- **Data**
------------------------

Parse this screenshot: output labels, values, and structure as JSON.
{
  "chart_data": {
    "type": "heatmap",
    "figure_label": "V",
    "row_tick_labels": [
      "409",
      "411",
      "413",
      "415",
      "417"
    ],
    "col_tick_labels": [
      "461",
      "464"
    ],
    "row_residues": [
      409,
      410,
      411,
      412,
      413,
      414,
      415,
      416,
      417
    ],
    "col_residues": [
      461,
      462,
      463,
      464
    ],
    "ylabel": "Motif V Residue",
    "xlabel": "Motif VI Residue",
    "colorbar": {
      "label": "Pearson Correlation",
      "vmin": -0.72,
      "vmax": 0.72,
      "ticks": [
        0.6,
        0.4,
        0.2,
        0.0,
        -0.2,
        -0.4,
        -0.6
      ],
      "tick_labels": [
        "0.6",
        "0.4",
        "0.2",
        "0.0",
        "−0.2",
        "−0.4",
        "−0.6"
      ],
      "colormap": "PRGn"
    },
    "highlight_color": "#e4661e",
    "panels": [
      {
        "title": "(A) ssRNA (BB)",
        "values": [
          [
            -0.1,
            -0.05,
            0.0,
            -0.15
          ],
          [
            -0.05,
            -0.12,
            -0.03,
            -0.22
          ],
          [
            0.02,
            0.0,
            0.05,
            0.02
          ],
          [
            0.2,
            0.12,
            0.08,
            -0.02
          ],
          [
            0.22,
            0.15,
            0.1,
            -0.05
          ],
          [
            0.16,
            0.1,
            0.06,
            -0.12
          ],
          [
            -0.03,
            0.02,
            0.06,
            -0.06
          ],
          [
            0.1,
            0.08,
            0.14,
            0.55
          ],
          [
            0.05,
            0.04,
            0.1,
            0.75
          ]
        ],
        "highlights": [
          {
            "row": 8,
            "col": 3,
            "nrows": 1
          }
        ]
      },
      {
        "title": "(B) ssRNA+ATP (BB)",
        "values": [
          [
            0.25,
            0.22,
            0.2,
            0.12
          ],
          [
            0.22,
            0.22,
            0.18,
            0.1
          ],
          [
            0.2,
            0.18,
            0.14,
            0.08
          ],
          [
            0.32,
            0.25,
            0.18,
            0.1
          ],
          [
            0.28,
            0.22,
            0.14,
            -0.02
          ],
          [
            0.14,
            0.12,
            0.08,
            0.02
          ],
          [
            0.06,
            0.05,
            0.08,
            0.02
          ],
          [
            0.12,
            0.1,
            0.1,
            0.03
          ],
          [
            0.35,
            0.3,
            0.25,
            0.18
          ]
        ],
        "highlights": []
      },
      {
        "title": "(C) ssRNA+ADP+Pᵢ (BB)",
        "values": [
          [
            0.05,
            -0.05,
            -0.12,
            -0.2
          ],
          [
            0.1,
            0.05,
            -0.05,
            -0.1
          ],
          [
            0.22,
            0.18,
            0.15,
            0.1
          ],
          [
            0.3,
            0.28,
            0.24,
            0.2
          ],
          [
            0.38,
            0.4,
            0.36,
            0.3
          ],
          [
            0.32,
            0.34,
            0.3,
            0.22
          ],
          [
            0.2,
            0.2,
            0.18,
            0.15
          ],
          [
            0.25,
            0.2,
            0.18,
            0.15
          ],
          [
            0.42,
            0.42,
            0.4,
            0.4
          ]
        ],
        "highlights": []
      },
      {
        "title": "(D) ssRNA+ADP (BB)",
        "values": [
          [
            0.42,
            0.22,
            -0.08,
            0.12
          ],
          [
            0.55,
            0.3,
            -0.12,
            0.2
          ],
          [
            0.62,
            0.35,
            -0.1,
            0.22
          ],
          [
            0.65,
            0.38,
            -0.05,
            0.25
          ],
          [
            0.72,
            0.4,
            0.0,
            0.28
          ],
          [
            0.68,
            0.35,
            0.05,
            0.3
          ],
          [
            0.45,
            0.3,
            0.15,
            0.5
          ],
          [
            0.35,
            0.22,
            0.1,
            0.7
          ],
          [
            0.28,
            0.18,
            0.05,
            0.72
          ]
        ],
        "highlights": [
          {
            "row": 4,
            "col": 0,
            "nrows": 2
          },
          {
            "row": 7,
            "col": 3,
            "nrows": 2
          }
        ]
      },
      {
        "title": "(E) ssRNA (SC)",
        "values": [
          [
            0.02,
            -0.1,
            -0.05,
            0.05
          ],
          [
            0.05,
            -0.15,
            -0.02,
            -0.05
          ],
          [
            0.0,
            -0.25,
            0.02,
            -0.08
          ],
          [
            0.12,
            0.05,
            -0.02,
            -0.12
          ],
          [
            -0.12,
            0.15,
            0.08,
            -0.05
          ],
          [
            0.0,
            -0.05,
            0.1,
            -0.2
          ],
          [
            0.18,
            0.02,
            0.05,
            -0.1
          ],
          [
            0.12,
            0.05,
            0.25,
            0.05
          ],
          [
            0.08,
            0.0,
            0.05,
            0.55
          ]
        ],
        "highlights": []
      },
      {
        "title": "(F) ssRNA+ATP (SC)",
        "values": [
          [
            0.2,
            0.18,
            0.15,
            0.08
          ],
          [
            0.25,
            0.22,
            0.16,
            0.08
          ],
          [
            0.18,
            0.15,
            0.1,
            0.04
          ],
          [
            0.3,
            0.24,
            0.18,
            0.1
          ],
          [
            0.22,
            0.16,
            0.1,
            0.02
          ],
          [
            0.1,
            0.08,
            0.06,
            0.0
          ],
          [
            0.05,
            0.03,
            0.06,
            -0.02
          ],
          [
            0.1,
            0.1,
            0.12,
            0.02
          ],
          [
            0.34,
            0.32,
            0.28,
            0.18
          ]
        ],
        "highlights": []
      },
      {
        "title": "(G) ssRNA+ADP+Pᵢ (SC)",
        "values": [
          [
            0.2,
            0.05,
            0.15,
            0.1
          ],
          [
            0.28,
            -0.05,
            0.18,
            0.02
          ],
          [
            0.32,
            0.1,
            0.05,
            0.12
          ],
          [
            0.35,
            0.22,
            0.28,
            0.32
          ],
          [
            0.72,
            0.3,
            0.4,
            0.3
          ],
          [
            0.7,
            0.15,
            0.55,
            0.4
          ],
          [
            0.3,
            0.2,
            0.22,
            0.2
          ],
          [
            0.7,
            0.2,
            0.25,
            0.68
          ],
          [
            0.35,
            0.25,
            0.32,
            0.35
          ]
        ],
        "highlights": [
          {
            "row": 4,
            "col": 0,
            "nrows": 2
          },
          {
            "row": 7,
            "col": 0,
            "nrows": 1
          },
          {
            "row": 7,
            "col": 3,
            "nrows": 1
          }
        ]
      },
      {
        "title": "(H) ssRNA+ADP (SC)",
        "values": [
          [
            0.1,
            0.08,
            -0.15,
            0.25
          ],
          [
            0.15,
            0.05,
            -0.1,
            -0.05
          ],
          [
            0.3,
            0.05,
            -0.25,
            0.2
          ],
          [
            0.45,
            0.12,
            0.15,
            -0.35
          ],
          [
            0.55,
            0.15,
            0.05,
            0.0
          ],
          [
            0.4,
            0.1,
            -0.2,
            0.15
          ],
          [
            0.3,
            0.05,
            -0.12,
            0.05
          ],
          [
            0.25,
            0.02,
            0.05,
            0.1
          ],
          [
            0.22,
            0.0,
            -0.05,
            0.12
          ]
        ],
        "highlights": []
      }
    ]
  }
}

------------------------

- **Job**
Type the whole listing again, unaltered.

- **Problem solution**
Parse this screenshot: output labels, values, and structure as JSON.
{
  "chart_data": {
    "type": "heatmap",
    "figure_label": "V",
    "row_tick_labels": [
      "409",
      "411",
      "413",
      "415",
      "417"
    ],
    "col_tick_labels": [
      "461",
      "464"
    ],
    "row_residues": [
      409,
      410,
      411,
      412,
      413,
      414,
      415,
      416,
      417
    ],
    "col_residues": [
      461,
      462,
      463,
      464
    ],
    "ylabel": "Motif V Residue",
    "xlabel": "Motif VI Residue",
    "colorbar": {
      "label": "Pearson Correlation",
      "vmin": -0.72,
      "vmax": 0.72,
      "ticks": [
        0.6,
        0.4,
        0.2,
        0.0,
        -0.2,
        -0.4,
        -0.6
      ],
      "tick_labels": [
        "0.6",
        "0.4",
        "0.2",
        "0.0",
        "−0.2",
        "−0.4",
        "−0.6"
      ],
      "colormap": "PRGn"
    },
    "highlight_color": "#e4661e",
    "panels": [
      {
        "title": "(A) ssRNA (BB)",
        "values": [
          [
            -0.1,
            -0.05,
            0.0,
            -0.15
          ],
          [
            -0.05,
            -0.12,
            -0.03,
            -0.22
          ],
          [
            0.02,
            0.0,
            0.05,
            0.02
          ],
          [
            0.2,
            0.12,
            0.08,
            -0.02
          ],
          [
            0.22,
            0.15,
            0.1,
            -0.05
          ],
          [
            0.16,
            0.1,
            0.06,
            -0.12
          ],
          [
            -0.03,
            0.02,
            0.06,
            -0.06
          ],
          [
            0.1,
            0.08,
            0.14,
            0.55
          ],
          [
            0.05,
            0.04,
            0.1,
            0.75
          ]
        ],
        "highlights": [
          {
            "row": 8,
            "col": 3,
            "nrows": 1
          }
        ]
      },
      {
        "title": "(B) ssRNA+ATP (BB)",
        "values": [
          [
            0.25,
            0.22,
            0.2,
            0.12
          ],
          [
            0.22,
            0.22,
            0.18,
            0.1
          ],
          [
            0.2,
            0.18,
            0.14,
            0.08
          ],
          [
            0.32,
            0.25,
            0.18,
            0.1
          ],
          [
            0.28,
            0.22,
            0.14,
            -0.02
          ],
          [
            0.14,
            0.12,
            0.08,
            0.02
          ],
          [
            0.06,
            0.05,
            0.08,
            0.02
          ],
          [
            0.12,
            0.1,
            0.1,
            0.03
          ],
          [
            0.35,
            0.3,
            0.25,
            0.18
          ]
        ],
        "highlights": []
      },
      {
        "title": "(C) ssRNA+ADP+Pᵢ (BB)",
        "values": [
          [
            0.05,
            -0.05,
            -0.12,
            -0.2
          ],
          [
            0.1,
            0.05,
            -0.05,
            -0.1
          ],
          [
            0.22,
            0.18,
            0.15,
            0.1
          ],
          [
            0.3,
            0.28,
            0.24,
            0.2
          ],
          [
            0.38,
            0.4,
            0.36,
            0.3
          ],
          [
            0.32,
            0.34,
            0.3,
            0.22
          ],
          [
            0.2,
            0.2,
            0.18,
            0.15
          ],
          [
            0.25,
            0.2,
            0.18,
            0.15
          ],
          [
            0.42,
            0.42,
            0.4,
            0.4
          ]
        ],
        "highlights": []
      },
      {
        "title": "(D) ssRNA+ADP (BB)",
        "values": [
          [
            0.42,
            0.22,
            -0.08,
            0.12
          ],
          [
            0.55,
            0.3,
            -0.12,
            0.2
          ],
          [
            0.62,
            0.35,
            -0.1,
            0.22
          ],
          [
            0.65,
            0.38,
            -0.05,
            0.25
          ],
          [
            0.72,
            0.4,
            0.0,
            0.28
          ],
          [
            0.68,
            0.35,
            0.05,
            0.3
          ],
          [
            0.45,
            0.3,
            0.15,
            0.5
          ],
          [
            0.35,
            0.22,
            0.1,
            0.7
          ],
          [
            0.28,
            0.18,
            0.05,
            0.72
          ]
        ],
        "highlights": [
          {
            "row": 4,
            "col": 0,
            "nrows": 2
          },
          {
            "row": 7,
            "col": 3,
            "nrows": 2
          }
        ]
      },
      {
        "title": "(E) ssRNA (SC)",
        "values": [
          [
            0.02,
            -0.1,
            -0.05,
            0.05
          ],
          [
            0.05,
            -0.15,
            -0.02,
            -0.05
          ],
          [
            0.0,
            -0.25,
            0.02,
            -0.08
          ],
          [
            0.12,
            0.05,
            -0.02,
            -0.12
          ],
          [
            -0.12,
            0.15,
            0.08,
            -0.05
          ],
          [
            0.0,
            -0.05,
            0.1,
            -0.2
          ],
          [
            0.18,
            0.02,
            0.05,
            -0.1
          ],
          [
            0.12,
            0.05,
            0.25,
            0.05
          ],
          [
            0.08,
            0.0,
            0.05,
            0.55
          ]
        ],
        "highlights": []
      },
      {
        "title": "(F) ssRNA+ATP (SC)",
        "values": [
          [
            0.2,
            0.18,
            0.15,
            0.08
          ],
          [
            0.25,
            0.22,
            0.16,
            0.08
          ],
          [
            0.18,
            0.15,
            0.1,
            0.04
          ],
          [
            0.3,
            0.24,
            0.18,
            0.1
          ],
          [
            0.22,
            0.16,
            0.1,
            0.02
          ],
          [
            0.1,
            0.08,
            0.06,
            0.0
          ],
          [
            0.05,
            0.03,
            0.06,
            -0.02
          ],
          [
            0.1,
            0.1,
            0.12,
            0.02
          ],
          [
            0.34,
            0.32,
            0.28,
            0.18
          ]
        ],
        "highlights": []
      },
      {
        "title": "(G) ssRNA+ADP+Pᵢ (SC)",
        "values": [
          [
            0.2,
            0.05,
            0.15,
            0.1
          ],
          [
            0.28,
            -0.05,
            0.18,
            0.02
          ],
          [
            0.32,
            0.1,
            0.05,
            0.12
          ],
          [
            0.35,
            0.22,
            0.28,
            0.32
          ],
          [
            0.72,
            0.3,
            0.4,
            0.3
          ],
          [
            0.7,
            0.15,
            0.55,
            0.4
          ],
          [
            0.3,
            0.2,
            0.22,
            0.2
          ],
          [
            0.7,
            0.2,
            0.25,
            0.68
          ],
          [
            0.35,
            0.25,
            0.32,
            0.35
          ]
        ],
        "highlights": [
          {
            "row": 4,
            "col": 0,
            "nrows": 2
          },
          {
            "row": 7,
            "col": 0,
            "nrows": 1
          },
          {
            "row": 7,
            "col": 3,
            "nrows": 1
          }
        ]
      },
      {
        "title": "(H) ssRNA+ADP (SC)",
        "values": [
          [
            0.1,
            0.08,
            -0.15,
            0.25
          ],
          [
            0.15,
            0.05,
            -0.1,
            -0.05
          ],
          [
            0.3,
            0.05,
            -0.25,
            0.2
          ],
          [
            0.45,
            0.12,
            0.15,
            -0.35
          ],
          [
            0.55,
            0.15,
            0.05,
            0.0
          ],
          [
            0.4,
            0.1,
            -0.2,
            0.15
          ],
          [
            0.3,
            0.05,
            -0.12,
            0.05
          ],
          [
            0.25,
            0.02,
            0.05,
            0.1
          ],
          [
            0.22,
            0.0,
            -0.05,
            0.12
          ]
        ],
        "highlights": []
      }
    ]
  }
}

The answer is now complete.